(Extracted data entries)

□ □ □ □ □ □ □

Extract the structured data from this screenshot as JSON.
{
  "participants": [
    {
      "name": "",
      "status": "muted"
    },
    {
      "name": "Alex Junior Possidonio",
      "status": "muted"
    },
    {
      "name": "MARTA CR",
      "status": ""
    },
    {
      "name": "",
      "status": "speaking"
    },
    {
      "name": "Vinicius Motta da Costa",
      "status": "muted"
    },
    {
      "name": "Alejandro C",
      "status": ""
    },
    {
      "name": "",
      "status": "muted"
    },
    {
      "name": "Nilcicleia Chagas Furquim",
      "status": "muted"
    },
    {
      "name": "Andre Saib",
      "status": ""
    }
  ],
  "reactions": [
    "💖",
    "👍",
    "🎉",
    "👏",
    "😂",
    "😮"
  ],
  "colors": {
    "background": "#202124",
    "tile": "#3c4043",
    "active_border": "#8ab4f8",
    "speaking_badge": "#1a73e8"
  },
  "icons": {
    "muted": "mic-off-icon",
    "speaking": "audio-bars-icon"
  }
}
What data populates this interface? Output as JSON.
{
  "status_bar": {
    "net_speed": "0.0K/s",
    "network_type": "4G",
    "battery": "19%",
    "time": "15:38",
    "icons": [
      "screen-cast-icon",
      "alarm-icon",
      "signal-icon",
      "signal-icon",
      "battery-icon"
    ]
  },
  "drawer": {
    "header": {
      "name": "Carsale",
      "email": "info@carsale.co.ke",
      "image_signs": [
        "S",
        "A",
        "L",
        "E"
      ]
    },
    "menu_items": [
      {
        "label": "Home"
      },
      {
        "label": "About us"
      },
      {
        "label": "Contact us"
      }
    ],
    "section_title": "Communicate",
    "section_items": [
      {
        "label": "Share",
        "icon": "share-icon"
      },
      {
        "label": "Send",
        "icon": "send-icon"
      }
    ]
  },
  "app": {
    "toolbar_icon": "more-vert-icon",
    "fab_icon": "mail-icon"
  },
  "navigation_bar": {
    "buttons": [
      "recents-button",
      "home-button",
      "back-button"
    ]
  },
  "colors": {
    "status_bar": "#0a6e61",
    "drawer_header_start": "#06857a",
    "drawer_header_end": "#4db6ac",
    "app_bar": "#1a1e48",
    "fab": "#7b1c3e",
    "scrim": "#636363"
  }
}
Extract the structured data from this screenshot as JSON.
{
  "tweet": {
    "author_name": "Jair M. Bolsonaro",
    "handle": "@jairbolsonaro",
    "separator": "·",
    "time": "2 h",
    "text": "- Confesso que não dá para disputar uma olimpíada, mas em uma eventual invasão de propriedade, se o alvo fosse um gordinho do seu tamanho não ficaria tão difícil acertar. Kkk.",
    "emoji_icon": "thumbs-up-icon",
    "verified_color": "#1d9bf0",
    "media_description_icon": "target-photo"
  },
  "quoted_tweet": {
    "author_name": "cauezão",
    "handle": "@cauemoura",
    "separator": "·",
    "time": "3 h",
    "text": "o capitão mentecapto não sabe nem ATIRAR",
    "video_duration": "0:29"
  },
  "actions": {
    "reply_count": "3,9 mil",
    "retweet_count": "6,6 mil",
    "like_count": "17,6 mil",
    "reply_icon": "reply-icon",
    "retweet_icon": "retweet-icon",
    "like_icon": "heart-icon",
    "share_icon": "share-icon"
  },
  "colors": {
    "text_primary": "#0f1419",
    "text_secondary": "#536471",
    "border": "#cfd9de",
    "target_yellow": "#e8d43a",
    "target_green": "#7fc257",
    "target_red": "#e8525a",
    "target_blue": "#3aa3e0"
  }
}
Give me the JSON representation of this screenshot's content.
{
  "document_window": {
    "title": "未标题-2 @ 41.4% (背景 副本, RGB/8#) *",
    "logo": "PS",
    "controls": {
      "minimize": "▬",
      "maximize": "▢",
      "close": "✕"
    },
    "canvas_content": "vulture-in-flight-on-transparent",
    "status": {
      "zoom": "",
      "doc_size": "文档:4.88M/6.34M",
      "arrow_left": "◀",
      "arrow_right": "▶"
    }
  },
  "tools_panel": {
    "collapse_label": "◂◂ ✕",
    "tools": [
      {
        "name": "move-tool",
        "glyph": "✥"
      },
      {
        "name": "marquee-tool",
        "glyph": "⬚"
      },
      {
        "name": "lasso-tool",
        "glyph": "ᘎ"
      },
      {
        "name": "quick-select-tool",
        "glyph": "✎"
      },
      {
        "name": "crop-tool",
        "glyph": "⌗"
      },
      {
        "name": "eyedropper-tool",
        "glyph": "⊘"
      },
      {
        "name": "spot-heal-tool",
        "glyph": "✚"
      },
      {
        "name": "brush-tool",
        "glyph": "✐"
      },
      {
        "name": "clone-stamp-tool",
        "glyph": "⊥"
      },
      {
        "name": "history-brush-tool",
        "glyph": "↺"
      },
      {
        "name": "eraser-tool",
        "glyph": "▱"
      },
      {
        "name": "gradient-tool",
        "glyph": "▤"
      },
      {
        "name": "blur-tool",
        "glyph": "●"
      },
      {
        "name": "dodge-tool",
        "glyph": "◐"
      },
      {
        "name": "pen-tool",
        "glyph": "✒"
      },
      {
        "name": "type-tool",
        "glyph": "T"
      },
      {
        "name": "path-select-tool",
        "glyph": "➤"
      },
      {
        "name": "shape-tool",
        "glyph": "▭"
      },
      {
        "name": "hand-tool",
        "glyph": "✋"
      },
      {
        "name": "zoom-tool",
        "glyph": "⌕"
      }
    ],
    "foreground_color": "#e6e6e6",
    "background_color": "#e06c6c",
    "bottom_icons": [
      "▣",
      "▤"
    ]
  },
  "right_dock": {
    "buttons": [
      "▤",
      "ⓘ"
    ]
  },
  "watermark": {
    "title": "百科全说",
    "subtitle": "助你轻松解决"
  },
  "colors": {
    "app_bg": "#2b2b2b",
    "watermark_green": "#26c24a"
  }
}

□ □ □ □ □ □ □

- THE PROBLEM -
Go through the listing and copy all of it exactly.

- OUTPUT OF THE EXERCISE -
Extract the structured data from this screenshot as JSON.
{
  "participants": [
    {
      "name": "",
      "status": "muted"
    },
    {
      "name": "Alex Junior Possidonio",
      "status": "muted"
    },
    {
      "name": "MARTA CR",
      "status": ""
    },
    {
      "name": "",
      "status": "speaking"
    },
    {
      "name": "Vinicius Motta da Costa",
      "status": "muted"
    },
    {
      "name": "Alejandro C",
      "status": ""
    },
    {
      "name": "",
      "status": "muted"
    },
    {
      "name": "Nilcicleia Chagas Furquim",
      "status": "muted"
    },
    {
      "name": "Andre Saib",
      "status": ""
    }
  ],
  "reactions": [
    "💖",
    "👍",
    "🎉",
    "👏",
    "😂",
    "😮"
  ],
  "colors": {
    "background": "#202124",
    "tile": "#3c4043",
    "active_border": "#8ab4f8",
    "speaking_badge": "#1a73e8"
  },
  "icons": {
    "muted": "mic-off-icon",
    "speaking": "audio-bars-icon"
  }
}
What data populates this interface? Output as JSON.
{
  "status_bar": {
    "net_speed": "0.0K/s",
    "network_type": "4G",
    "battery": "19%",
    "time": "15:38",
    "icons": [
      "screen-cast-icon",
      "alarm-icon",
      "signal-icon",
      "signal-icon",
      "battery-icon"
    ]
  },
  "drawer": {
    "header": {
      "name": "Carsale",
      "email": "info@carsale.co.ke",
      "image_signs": [
        "S",
        "A",
        "L",
        "E"
      ]
    },
    "menu_items": [
      {
        "label": "Home"
      },
      {
        "label": "About us"
      },
      {
        "label": "Contact us"
      }
    ],
    "section_title": "Communicate",
    "section_items": [
      {
        "label": "Share",
        "icon": "share-icon"
      },
      {
        "label": "Send",
        "icon": "send-icon"
      }
    ]
  },
  "app": {
    "toolbar_icon": "more-vert-icon",
    "fab_icon": "mail-icon"
  },
  "navigation_bar": {
    "buttons": [
      "recents-button",
      "home-button",
      "back-button"
    ]
  },
  "colors": {
    "status_bar": "#0a6e61",
    "drawer_header_start": "#06857a",
    "drawer_header_end": "#4db6ac",
    "app_bar": "#1a1e48",
    "fab": "#7b1c3e",
    "scrim": "#636363"
  }
}
Extract the structured data from this screenshot as JSON.
{
  "tweet": {
    "author_name": "Jair M. Bolsonaro",
    "handle": "@jairbolsonaro",
    "separator": "·",
    "time": "2 h",
    "text": "- Confesso que não dá para disputar uma olimpíada, mas em uma eventual invasão de propriedade, se o alvo fosse um gordinho do seu tamanho não ficaria tão difícil acertar. Kkk.",
    "emoji_icon": "thumbs-up-icon",
    "verified_color": "#1d9bf0",
    "media_description_icon": "target-photo"
  },
  "quoted_tweet": {
    "author_name": "cauezão",
    "handle": "@cauemoura",
    "separator": "·",
    "time": "3 h",
    "text": "o capitão mentecapto não sabe nem ATIRAR",
    "video_duration": "0:29"
  },
  "actions": {
    "reply_count": "3,9 mil",
    "retweet_count": "6,6 mil",
    "like_count": "17,6 mil",
    "reply_icon": "reply-icon",
    "retweet_icon": "retweet-icon",
    "like_icon": "heart-icon",
    "share_icon": "share-icon"
  },
  "colors": {
    "text_primary": "#0f1419",
    "text_secondary": "#536471",
    "border": "#cfd9de",
    "target_yellow": "#e8d43a",
    "target_green": "#7fc257",
    "target_red": "#e8525a",
    "target_blue": "#3aa3e0"
  }
}
Give me the JSON representation of this screenshot's content.
{
  "document_window": {
    "title": "未标题-2 @ 41.4% (背景 副本, RGB/8#) *",
    "logo": "PS",
    "controls": {
      "minimize": "▬",
      "maximize": "▢",
      "close": "✕"
    },
    "canvas_content": "vulture-in-flight-on-transparent",
    "status": {
      "zoom": "",
      "doc_size": "文档:4.88M/6.34M",
      "arrow_left": "◀",
      "arrow_right": "▶"
    }
  },
  "tools_panel": {
    "collapse_label": "◂◂ ✕",
    "tools": [
      {
        "name": "move-tool",
        "glyph": "✥"
      },
      {
        "name": "marquee-tool",
        "glyph": "⬚"
      },
      {
        "name": "lasso-tool",
        "glyph": "ᘎ"
      },
      {
        "name": "quick-select-tool",
        "glyph": "✎"
      },
      {
        "name": "crop-tool",
        "glyph": "⌗"
      },
      {
        "name": "eyedropper-tool",
        "glyph": "⊘"
      },
      {
        "name": "spot-heal-tool",
        "glyph": "✚"
      },
      {
        "name": "brush-tool",
        "glyph": "✐"
      },
      {
        "name": "clone-stamp-tool",
        "glyph": "⊥"
      },
      {
        "name": "history-brush-tool",
        "glyph": "↺"
      },
      {
        "name": "eraser-tool",
        "glyph": "▱"
      },
      {
        "name": "gradient-tool",
        "glyph": "▤"
      },
      {
        "name": "blur-tool",
        "glyph": "●"
      },
      {
        "name": "dodge-tool",
        "glyph": "◐"
      },
      {
        "name": "pen-tool",
        "glyph": "✒"
      },
      {
        "name": "type-tool",
        "glyph": "T"
      },
      {
        "name": "path-select-tool",
        "glyph": "➤"
      },
      {
        "name": "shape-tool",
        "glyph": "▭"
      },
      {
        "name": "hand-tool",
        "glyph": "✋"
      },
      {
        "name": "zoom-tool",
        "glyph": "⌕"
      }
    ],
    "foreground_color": "#e6e6e6",
    "background_color": "#e06c6c",
    "bottom_icons": [
      "▣",
      "▤"
    ]
  },
  "right_dock": {
    "buttons": [
      "▤",
      "ⓘ"
    ]
  },
  "watermark": {
    "title": "百科全说",
    "subtitle": "助你轻松解决"
  },
  "colors": {
    "app_bg": "#2b2b2b",
    "watermark_green": "#26c24a"
  }
}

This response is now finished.